## THE TASK:
Using the material that follows, identify and copy each line with the string "this".

---------- RAW RECORDS ----------

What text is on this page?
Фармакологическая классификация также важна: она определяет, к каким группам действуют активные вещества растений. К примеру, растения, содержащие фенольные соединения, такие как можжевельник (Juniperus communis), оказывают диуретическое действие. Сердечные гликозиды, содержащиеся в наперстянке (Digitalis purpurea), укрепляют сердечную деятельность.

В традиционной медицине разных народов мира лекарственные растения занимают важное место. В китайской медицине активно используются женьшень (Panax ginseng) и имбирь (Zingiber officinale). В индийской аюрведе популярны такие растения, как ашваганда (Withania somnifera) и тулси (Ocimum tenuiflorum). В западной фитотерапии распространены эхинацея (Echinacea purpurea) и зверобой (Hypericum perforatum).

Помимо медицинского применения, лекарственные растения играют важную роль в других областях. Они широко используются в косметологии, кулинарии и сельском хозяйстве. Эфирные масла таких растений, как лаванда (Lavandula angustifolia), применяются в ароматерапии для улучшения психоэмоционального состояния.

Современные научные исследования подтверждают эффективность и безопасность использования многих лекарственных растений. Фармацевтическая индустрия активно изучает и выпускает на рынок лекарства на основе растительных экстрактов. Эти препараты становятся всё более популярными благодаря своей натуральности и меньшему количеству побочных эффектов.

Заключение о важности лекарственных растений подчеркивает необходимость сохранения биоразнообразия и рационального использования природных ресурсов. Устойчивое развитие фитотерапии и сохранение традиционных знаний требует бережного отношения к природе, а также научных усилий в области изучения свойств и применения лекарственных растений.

----------
---------- RAW RECORDS ----------

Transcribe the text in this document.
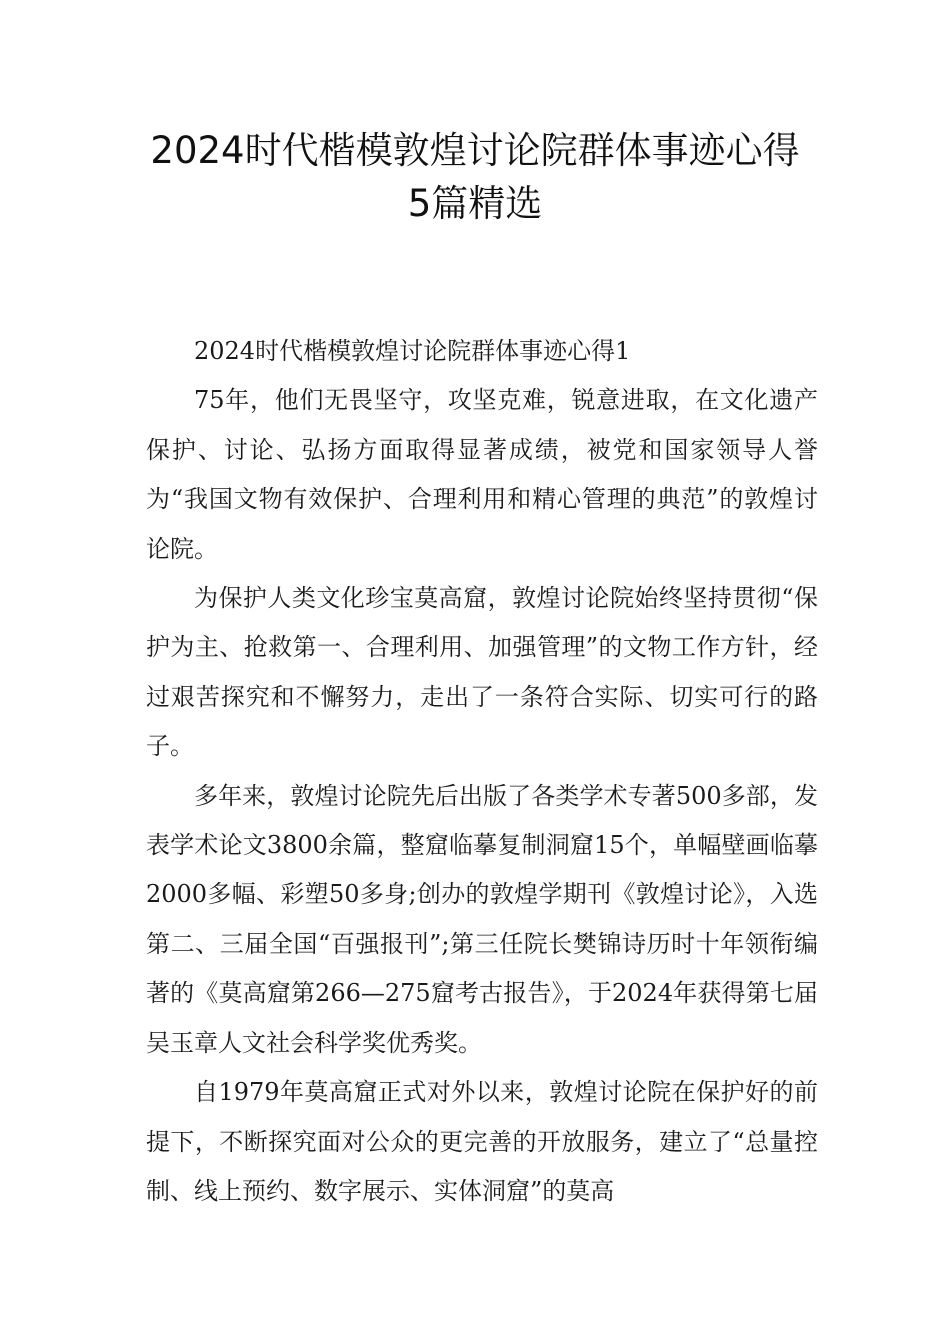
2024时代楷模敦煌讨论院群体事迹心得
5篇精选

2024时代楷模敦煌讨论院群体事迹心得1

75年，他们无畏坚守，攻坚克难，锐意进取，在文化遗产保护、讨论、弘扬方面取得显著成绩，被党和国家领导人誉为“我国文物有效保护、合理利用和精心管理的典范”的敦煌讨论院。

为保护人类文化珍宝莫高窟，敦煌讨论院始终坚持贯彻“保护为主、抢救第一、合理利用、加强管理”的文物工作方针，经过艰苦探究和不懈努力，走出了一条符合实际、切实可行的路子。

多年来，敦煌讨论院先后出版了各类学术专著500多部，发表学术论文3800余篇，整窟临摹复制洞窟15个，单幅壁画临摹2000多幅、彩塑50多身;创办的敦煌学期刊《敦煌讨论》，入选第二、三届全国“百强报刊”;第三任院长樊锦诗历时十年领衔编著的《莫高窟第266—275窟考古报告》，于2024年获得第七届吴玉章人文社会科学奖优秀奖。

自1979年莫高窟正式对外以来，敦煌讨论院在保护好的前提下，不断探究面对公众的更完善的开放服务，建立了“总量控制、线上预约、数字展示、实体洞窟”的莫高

----------

## FULL RESPONSE:
What text is on this page?
Transcribe the text in this document.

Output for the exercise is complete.